------ Data listing ------
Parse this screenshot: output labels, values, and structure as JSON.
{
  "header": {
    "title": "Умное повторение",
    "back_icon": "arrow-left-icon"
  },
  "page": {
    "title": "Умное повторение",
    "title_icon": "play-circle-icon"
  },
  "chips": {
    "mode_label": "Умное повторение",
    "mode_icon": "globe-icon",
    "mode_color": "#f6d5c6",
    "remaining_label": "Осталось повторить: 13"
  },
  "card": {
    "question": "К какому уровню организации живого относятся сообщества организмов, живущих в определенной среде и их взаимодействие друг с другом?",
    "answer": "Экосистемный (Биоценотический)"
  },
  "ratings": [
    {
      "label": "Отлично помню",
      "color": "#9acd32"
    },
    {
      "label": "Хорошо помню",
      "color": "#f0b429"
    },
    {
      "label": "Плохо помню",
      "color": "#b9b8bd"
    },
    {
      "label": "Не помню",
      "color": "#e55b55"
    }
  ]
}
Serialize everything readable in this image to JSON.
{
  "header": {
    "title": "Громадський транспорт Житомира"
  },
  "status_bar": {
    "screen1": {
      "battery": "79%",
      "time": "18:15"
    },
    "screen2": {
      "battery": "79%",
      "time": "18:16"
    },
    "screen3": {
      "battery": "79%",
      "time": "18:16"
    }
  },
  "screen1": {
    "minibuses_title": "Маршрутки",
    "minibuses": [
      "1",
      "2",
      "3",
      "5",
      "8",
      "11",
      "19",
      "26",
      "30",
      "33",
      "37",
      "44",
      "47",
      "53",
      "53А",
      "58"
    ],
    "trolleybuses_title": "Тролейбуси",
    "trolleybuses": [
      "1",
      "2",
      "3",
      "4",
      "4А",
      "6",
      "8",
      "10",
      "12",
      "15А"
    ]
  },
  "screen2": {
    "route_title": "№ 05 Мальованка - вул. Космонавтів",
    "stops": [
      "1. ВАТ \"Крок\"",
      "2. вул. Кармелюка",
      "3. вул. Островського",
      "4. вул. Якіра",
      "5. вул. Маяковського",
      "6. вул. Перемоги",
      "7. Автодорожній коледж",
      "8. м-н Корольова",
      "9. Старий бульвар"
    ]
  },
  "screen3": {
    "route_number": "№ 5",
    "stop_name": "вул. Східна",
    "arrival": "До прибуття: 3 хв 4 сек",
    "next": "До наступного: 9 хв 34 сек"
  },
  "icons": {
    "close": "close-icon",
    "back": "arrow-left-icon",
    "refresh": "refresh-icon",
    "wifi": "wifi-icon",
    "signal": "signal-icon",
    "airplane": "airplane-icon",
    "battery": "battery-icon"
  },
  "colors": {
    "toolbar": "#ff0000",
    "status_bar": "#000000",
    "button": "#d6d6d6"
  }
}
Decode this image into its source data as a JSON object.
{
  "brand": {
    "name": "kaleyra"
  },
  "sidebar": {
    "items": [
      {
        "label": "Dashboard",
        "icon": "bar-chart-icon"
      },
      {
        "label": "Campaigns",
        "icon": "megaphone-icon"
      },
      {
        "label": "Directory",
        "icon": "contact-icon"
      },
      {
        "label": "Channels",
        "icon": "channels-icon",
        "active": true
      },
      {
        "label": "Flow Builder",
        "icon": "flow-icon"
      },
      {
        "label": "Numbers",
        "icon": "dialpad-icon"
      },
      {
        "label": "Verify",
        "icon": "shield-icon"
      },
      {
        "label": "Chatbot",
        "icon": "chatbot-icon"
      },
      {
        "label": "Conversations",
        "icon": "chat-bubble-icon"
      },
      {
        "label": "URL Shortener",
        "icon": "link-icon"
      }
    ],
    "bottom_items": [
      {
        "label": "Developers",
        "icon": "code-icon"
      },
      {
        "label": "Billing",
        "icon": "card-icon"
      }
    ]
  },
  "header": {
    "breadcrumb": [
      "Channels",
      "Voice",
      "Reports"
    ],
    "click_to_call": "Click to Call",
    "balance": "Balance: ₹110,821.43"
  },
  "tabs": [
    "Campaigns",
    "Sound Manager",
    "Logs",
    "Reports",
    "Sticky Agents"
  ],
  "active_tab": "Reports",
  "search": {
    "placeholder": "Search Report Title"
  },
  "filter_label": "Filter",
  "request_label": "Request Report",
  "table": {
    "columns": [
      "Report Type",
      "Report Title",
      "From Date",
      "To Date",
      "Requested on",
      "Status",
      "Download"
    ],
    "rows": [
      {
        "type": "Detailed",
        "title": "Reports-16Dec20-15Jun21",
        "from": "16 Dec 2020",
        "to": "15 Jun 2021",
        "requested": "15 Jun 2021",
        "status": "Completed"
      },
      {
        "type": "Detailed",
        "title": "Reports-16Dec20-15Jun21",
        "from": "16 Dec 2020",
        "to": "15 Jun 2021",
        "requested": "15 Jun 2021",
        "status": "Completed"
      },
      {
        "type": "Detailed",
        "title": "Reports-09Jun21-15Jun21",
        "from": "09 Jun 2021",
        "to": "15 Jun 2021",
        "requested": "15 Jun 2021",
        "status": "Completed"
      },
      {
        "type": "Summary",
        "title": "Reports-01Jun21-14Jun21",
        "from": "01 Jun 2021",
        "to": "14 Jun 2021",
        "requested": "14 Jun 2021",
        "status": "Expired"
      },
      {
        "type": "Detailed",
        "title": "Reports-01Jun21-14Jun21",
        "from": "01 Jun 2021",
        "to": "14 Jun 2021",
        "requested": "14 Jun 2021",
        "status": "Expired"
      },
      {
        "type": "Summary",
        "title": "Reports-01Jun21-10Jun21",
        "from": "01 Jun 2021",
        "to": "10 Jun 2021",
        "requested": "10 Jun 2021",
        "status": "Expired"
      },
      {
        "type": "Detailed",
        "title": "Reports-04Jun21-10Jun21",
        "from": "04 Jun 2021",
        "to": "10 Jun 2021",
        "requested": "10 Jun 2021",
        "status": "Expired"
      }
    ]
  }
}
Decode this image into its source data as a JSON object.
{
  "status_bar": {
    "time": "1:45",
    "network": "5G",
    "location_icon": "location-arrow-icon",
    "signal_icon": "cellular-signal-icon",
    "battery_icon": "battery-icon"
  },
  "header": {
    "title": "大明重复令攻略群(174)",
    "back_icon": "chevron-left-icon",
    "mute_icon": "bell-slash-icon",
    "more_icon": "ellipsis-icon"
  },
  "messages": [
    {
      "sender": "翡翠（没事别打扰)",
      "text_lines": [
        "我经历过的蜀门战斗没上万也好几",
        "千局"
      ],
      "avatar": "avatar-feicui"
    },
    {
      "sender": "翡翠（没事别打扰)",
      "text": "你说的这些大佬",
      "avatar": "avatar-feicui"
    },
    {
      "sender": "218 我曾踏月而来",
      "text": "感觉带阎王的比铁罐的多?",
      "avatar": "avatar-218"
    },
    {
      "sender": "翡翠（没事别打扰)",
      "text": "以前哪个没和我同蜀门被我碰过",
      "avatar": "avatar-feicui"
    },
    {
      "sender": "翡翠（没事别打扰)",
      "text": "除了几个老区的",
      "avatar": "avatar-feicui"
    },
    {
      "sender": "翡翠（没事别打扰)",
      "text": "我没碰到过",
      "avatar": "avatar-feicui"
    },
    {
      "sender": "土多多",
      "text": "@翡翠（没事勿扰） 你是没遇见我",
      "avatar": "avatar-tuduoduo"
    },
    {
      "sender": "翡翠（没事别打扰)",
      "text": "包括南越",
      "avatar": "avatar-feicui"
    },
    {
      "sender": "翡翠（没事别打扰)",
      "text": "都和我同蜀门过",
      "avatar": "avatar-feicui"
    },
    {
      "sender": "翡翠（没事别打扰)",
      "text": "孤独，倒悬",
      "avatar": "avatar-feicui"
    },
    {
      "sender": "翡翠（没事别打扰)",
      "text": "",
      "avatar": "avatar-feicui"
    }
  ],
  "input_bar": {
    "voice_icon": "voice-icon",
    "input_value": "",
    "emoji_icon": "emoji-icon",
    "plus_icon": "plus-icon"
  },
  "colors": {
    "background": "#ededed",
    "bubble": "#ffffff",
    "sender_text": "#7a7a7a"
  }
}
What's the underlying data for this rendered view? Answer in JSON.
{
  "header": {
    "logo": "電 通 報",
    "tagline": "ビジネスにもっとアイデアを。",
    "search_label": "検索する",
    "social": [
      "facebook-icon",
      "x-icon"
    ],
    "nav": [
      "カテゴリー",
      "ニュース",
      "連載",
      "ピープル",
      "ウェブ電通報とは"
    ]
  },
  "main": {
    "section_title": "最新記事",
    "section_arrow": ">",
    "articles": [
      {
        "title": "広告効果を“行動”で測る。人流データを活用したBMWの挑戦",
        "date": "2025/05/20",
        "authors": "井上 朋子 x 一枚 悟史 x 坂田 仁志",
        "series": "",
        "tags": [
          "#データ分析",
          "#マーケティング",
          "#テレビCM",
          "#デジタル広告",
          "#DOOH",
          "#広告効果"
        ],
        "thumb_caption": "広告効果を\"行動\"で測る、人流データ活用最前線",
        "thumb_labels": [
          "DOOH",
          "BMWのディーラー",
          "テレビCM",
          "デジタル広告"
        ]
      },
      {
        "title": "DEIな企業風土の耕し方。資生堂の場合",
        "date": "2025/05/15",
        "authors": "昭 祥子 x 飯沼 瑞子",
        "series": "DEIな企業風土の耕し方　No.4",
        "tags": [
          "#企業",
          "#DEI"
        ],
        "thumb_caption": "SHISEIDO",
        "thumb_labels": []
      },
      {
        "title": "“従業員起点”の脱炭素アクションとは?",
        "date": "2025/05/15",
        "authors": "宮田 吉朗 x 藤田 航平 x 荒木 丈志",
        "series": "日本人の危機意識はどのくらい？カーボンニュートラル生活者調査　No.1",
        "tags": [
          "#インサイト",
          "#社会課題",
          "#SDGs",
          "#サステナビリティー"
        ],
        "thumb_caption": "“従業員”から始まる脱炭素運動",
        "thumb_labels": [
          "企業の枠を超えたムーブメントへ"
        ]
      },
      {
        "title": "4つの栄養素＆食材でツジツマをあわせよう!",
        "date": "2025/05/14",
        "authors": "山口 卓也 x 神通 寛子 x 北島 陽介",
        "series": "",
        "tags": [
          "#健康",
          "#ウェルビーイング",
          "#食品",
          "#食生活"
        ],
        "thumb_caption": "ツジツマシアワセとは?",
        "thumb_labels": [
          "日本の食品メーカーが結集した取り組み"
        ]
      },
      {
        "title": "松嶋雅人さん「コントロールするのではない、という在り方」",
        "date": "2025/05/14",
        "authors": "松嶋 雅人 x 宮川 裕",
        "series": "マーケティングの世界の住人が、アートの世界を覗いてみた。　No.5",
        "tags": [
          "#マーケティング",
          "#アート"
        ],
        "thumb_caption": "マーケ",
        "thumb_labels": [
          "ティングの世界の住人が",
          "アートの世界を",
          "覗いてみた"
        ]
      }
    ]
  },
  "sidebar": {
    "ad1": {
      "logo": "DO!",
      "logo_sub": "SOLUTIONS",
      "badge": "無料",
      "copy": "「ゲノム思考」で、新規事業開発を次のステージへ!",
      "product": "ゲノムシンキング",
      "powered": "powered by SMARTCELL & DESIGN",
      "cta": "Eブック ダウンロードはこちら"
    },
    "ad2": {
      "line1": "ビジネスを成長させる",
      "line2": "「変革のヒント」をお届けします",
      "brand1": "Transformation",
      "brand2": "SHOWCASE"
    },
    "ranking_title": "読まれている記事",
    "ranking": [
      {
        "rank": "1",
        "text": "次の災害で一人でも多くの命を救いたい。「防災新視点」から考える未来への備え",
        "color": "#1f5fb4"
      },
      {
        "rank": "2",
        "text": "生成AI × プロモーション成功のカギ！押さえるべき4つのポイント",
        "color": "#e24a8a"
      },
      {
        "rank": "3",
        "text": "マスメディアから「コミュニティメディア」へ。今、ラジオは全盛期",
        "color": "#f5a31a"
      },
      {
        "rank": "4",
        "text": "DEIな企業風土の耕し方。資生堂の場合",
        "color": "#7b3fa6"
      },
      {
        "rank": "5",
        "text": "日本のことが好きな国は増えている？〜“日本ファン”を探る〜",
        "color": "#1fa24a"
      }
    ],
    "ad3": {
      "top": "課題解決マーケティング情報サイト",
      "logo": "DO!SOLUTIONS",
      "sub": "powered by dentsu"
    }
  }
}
------
Your goal:
List each line of the entries that holds the string "this".

Correct response:
Parse this screenshot: output labels, values, and structure as JSON.
Serialize everything readable in this image to JSON.
Decode this image into its source data as a JSON object.
Decode this image into its source data as a JSON object.
What's the underlying data for this rendered view? Answer in JSON.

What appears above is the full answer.